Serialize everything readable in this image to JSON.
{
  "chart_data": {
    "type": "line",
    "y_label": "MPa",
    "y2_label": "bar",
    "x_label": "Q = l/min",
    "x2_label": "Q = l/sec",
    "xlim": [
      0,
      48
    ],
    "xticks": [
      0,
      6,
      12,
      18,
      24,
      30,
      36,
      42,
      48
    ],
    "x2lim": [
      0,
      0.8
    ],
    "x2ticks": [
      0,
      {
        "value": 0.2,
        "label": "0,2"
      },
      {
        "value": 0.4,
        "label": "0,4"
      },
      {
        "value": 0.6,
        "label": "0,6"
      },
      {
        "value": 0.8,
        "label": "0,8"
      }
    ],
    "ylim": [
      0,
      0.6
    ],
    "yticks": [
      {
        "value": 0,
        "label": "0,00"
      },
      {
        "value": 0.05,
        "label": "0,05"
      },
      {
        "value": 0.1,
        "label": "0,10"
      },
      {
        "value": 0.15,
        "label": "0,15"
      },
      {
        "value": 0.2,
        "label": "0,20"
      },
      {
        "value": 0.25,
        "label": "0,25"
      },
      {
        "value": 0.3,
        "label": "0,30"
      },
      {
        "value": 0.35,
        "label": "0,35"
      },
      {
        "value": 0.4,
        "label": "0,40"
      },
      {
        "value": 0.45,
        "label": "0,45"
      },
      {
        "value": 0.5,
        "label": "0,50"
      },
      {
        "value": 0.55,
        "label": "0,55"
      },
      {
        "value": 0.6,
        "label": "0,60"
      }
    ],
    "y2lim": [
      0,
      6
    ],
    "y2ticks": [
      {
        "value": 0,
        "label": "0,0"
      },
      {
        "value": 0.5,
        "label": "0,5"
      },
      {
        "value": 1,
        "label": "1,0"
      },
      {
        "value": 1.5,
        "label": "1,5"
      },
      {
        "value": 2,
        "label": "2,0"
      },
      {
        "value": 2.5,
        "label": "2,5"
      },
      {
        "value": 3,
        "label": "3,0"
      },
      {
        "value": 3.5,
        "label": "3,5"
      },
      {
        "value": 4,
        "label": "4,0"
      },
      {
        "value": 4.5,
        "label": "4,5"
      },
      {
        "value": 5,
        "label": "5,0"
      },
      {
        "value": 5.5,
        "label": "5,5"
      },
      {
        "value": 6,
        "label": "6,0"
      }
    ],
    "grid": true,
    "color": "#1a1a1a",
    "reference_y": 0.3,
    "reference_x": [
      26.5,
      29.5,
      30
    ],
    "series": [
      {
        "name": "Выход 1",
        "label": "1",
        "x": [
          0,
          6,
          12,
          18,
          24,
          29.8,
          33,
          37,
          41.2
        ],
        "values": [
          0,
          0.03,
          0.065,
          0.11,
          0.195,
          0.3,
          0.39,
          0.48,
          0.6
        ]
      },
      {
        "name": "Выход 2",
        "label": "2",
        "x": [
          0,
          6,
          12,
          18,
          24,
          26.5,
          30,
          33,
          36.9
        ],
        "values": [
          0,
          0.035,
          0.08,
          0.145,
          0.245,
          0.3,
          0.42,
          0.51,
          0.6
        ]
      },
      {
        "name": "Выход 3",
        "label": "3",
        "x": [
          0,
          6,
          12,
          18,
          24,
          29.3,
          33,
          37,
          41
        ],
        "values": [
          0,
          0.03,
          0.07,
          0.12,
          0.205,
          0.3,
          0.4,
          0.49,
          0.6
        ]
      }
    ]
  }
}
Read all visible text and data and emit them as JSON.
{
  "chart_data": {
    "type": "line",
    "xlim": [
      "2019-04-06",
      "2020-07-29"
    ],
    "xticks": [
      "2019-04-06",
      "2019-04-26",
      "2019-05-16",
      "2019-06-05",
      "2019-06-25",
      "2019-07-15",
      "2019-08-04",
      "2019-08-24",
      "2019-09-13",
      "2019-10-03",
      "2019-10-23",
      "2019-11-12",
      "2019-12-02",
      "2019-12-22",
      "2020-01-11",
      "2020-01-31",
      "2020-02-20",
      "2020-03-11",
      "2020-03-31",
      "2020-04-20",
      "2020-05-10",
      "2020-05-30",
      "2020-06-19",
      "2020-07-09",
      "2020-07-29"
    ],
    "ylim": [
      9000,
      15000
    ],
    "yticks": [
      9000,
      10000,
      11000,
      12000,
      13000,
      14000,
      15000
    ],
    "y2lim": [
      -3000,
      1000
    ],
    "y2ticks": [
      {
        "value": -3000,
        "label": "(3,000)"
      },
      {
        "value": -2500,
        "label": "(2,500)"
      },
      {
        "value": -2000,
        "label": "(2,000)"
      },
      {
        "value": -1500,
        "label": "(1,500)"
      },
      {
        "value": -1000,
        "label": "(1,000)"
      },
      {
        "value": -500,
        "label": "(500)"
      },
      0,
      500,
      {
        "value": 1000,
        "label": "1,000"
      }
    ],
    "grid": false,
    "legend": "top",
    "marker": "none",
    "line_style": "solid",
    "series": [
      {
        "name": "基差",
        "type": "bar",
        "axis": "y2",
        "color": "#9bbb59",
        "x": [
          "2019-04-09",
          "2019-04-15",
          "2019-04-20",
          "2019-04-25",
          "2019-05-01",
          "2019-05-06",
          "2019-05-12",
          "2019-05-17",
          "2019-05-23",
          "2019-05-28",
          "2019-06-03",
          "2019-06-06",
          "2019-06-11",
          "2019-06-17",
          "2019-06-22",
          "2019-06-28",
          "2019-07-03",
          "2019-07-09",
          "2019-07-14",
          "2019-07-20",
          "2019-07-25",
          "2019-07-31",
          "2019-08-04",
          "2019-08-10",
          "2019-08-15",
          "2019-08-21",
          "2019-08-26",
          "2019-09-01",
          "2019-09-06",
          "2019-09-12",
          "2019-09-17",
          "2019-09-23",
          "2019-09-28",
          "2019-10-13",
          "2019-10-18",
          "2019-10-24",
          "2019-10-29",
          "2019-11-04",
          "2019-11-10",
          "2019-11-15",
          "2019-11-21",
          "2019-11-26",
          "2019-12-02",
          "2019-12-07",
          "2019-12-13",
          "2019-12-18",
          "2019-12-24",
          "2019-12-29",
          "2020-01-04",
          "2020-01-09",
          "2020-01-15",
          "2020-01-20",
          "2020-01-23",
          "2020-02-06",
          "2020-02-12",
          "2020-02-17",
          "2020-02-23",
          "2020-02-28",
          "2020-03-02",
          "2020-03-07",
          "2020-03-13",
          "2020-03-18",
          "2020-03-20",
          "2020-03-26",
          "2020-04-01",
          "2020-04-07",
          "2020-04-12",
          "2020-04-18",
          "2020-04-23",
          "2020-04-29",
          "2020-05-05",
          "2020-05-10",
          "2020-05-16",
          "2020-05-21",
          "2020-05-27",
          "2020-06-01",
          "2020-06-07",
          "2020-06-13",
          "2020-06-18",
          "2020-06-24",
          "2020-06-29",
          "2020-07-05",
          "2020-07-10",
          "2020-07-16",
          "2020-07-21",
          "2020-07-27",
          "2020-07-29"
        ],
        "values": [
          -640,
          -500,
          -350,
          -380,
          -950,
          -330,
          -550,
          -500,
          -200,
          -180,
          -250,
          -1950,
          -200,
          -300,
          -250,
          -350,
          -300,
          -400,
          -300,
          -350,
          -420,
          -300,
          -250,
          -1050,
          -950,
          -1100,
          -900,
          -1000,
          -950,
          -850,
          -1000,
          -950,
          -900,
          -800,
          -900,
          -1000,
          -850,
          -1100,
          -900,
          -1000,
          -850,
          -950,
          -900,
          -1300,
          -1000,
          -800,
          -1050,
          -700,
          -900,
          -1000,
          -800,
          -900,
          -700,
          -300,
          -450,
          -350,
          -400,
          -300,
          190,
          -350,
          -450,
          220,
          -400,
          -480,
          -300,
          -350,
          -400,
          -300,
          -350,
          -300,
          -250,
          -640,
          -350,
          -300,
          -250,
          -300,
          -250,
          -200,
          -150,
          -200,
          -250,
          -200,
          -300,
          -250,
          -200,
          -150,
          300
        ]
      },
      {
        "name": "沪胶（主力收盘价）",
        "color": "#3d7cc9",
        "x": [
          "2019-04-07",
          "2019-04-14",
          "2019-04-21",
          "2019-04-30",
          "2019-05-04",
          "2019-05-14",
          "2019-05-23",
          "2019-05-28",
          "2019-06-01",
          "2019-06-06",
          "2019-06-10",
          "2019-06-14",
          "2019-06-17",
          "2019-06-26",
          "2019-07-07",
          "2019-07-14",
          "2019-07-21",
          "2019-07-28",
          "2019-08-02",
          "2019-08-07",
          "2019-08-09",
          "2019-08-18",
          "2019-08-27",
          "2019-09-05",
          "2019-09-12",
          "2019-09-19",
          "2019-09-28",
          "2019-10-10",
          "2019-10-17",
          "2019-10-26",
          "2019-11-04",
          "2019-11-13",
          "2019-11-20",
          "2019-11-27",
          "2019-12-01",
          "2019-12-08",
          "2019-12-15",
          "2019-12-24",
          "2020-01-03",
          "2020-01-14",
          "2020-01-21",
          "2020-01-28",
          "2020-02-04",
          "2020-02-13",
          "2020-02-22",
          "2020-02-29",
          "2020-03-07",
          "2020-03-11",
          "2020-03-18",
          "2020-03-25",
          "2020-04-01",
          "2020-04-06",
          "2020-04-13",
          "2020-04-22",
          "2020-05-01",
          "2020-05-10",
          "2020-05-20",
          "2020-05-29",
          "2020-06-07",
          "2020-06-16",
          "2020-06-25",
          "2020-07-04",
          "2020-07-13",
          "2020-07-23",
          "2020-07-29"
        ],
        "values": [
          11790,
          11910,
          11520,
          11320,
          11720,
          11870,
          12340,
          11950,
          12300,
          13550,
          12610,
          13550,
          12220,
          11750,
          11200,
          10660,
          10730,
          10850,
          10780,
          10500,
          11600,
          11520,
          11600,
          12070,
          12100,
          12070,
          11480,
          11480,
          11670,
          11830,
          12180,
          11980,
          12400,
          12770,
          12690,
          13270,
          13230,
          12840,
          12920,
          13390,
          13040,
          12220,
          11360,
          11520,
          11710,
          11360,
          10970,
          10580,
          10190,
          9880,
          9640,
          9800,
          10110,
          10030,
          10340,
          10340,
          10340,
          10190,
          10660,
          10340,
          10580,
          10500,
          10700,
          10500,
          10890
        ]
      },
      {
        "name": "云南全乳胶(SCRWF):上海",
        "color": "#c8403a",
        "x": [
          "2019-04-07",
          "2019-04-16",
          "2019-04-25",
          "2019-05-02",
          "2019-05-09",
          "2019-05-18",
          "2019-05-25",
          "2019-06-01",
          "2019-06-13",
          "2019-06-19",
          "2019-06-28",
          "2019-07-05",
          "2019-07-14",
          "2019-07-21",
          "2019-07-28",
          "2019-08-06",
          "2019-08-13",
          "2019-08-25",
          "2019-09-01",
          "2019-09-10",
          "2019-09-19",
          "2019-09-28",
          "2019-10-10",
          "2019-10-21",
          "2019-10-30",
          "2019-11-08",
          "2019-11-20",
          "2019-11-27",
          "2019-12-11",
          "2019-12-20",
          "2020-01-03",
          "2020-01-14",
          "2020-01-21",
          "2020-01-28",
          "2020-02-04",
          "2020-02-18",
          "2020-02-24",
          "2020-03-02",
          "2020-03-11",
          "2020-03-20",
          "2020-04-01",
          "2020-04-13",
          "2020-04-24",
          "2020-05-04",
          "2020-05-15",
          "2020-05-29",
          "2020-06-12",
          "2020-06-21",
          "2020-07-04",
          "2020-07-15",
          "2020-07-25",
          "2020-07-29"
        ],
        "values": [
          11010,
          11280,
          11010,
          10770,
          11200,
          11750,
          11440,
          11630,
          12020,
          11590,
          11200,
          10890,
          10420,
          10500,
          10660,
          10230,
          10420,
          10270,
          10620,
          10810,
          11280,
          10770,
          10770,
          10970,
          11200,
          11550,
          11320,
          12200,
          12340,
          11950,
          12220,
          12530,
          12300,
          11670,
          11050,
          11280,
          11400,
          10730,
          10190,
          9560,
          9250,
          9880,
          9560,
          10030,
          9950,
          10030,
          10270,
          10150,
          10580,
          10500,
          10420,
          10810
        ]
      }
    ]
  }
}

Short task: Lines containing the word "JSON" must all be returned from the material above.

The reply:
Serialize everything readable in this image to JSON.
Read all visible text and data and emit them as JSON.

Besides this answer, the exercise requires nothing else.